▸ Exercise instructions
Every line holding the string "petits" should be gathered.

▸ Stored records
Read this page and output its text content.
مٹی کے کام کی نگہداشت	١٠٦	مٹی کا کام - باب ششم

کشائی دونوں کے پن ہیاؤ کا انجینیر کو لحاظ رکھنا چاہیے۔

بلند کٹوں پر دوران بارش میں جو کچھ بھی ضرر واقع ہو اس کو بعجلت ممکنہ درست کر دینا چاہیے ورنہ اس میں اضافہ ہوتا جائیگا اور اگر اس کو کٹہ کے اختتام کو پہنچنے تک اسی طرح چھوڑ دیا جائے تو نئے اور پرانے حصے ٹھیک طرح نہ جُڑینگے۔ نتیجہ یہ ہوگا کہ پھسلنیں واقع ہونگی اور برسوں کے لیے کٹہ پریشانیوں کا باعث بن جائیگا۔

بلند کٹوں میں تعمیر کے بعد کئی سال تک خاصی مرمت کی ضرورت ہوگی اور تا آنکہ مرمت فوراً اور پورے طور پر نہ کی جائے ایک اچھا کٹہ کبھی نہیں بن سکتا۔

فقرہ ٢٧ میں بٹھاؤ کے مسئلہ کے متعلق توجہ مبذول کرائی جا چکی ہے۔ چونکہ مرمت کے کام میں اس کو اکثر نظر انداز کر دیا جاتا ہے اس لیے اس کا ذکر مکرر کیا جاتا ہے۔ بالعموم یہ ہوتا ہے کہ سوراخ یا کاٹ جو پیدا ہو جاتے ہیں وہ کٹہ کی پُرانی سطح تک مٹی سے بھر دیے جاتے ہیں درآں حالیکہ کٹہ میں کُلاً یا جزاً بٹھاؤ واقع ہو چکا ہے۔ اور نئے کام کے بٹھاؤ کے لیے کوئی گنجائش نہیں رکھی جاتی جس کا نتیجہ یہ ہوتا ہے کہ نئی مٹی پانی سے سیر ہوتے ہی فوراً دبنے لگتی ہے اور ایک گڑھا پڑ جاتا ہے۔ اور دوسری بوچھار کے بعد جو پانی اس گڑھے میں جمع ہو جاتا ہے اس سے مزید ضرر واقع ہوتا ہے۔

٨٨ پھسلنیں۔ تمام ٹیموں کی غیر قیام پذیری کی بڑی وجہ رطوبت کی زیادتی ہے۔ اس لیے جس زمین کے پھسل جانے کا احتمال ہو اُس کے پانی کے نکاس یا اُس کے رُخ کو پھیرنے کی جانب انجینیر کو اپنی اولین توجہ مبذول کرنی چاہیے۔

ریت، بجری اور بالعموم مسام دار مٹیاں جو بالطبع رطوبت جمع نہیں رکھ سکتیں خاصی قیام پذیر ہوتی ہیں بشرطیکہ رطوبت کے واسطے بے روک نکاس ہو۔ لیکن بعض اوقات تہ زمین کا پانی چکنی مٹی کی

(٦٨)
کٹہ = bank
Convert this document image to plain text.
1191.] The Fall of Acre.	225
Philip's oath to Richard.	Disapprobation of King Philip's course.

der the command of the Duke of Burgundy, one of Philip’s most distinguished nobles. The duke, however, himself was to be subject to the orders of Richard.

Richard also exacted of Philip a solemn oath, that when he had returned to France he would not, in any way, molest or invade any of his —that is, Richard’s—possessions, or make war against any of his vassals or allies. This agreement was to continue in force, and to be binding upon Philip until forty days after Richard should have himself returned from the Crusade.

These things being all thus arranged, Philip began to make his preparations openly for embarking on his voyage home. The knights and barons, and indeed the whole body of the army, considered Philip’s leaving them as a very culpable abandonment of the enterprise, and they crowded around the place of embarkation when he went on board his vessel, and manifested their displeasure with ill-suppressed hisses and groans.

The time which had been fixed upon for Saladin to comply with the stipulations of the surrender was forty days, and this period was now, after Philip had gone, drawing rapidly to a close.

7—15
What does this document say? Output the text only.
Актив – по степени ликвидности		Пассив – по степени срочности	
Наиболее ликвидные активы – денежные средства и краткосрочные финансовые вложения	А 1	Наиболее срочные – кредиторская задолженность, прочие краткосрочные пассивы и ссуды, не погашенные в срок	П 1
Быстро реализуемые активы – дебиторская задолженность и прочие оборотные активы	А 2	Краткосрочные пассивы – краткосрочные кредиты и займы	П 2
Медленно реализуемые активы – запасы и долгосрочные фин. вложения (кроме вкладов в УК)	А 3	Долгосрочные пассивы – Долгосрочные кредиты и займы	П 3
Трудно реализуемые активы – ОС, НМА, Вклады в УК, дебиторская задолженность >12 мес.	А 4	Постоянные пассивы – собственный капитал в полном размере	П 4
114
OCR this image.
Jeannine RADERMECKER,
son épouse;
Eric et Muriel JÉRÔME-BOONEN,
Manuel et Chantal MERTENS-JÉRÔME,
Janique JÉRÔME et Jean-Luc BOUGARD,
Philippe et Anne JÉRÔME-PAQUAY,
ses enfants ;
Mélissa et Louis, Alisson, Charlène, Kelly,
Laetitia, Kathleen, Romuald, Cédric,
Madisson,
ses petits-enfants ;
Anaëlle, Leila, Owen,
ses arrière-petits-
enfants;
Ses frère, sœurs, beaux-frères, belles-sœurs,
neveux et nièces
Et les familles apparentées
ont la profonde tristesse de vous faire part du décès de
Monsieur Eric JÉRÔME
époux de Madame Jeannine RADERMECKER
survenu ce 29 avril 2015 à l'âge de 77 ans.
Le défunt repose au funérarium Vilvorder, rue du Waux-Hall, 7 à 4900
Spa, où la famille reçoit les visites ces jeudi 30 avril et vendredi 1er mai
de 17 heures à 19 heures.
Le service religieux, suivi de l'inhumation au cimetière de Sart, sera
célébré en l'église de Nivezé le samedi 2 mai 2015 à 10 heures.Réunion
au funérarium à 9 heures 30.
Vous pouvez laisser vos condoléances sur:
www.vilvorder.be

▸ Task answer
ses petits-enfants ;
ses arrière-petits-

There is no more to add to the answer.